* [Exercise instructions]: Pick out each line in these entries that contains the string "VALLE".

* [Records provided]:
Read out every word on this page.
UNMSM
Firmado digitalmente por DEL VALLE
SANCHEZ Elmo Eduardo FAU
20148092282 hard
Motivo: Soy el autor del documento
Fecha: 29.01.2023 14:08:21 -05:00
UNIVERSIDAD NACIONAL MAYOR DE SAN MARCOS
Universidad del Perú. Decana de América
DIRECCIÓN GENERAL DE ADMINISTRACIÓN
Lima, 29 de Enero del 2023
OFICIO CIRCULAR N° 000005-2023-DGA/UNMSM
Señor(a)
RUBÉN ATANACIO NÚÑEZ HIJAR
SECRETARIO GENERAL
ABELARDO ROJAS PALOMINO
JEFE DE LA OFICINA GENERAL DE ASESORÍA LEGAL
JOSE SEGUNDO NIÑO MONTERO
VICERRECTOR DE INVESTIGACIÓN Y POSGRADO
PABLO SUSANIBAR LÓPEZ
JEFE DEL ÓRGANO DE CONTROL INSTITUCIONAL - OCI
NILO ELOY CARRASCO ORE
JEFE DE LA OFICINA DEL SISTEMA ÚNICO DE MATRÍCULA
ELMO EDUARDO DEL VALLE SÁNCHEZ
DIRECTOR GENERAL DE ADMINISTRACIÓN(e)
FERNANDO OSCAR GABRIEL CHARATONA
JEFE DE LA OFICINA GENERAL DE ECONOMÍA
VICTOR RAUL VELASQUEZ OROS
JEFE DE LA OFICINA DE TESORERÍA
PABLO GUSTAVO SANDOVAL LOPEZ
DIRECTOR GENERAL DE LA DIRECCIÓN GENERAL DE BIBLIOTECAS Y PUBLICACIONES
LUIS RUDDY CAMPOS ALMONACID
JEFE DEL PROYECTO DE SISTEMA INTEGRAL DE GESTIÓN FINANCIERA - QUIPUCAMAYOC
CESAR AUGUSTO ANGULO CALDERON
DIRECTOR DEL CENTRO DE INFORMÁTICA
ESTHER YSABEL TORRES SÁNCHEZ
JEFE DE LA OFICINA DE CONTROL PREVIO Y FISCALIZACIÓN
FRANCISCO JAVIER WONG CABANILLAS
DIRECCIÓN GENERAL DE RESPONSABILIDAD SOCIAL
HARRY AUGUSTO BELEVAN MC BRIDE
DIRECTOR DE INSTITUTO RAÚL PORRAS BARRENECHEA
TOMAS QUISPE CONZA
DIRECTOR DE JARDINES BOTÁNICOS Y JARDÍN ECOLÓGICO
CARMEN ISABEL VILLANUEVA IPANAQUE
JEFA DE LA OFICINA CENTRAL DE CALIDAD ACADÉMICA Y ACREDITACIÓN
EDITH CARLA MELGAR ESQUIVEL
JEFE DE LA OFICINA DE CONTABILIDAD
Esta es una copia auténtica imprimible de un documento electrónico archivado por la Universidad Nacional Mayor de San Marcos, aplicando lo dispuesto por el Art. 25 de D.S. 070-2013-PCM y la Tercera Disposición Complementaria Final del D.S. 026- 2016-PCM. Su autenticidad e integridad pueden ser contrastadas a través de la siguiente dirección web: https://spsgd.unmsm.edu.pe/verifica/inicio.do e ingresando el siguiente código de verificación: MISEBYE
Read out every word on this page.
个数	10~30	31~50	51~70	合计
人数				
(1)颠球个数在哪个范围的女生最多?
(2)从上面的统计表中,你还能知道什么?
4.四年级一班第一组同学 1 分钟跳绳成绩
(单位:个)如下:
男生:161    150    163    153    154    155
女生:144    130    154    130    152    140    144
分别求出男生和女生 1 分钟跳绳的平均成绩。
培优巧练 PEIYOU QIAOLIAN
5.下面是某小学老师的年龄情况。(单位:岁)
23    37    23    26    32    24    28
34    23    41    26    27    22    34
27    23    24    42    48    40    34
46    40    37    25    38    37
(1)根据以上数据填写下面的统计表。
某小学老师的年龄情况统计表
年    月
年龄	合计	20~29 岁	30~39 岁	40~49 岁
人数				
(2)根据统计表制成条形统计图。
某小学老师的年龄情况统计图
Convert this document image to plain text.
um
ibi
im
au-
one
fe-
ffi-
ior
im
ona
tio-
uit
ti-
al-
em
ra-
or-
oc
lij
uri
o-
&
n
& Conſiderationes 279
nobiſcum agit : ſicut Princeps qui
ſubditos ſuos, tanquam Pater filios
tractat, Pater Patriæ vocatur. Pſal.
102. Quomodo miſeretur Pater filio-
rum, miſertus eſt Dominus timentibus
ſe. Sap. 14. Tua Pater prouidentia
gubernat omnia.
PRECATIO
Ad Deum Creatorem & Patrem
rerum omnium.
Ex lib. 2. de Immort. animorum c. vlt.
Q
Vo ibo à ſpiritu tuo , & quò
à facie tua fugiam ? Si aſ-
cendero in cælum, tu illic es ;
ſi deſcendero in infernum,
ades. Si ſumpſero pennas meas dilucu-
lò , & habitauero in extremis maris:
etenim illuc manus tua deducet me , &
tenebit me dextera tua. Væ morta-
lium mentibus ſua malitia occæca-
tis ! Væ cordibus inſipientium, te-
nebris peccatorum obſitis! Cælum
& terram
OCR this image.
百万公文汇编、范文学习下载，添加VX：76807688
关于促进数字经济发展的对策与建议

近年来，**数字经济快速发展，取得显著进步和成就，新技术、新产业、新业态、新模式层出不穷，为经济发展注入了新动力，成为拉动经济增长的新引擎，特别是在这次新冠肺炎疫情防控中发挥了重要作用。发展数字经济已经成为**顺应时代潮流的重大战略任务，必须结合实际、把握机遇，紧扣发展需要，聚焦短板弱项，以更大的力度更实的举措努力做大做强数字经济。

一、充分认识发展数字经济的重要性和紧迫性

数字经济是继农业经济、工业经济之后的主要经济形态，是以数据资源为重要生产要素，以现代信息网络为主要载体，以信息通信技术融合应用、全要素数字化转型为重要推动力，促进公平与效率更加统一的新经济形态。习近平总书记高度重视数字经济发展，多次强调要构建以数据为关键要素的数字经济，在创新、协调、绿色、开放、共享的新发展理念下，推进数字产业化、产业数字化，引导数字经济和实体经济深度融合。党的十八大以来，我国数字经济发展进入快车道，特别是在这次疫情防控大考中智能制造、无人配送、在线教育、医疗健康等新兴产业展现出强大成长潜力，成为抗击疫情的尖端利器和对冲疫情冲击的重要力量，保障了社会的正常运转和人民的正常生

* [Answer for the task]:
Firmado digitalmente por DEL VALLE
ELMO EDUARDO DEL VALLE SÁNCHEZ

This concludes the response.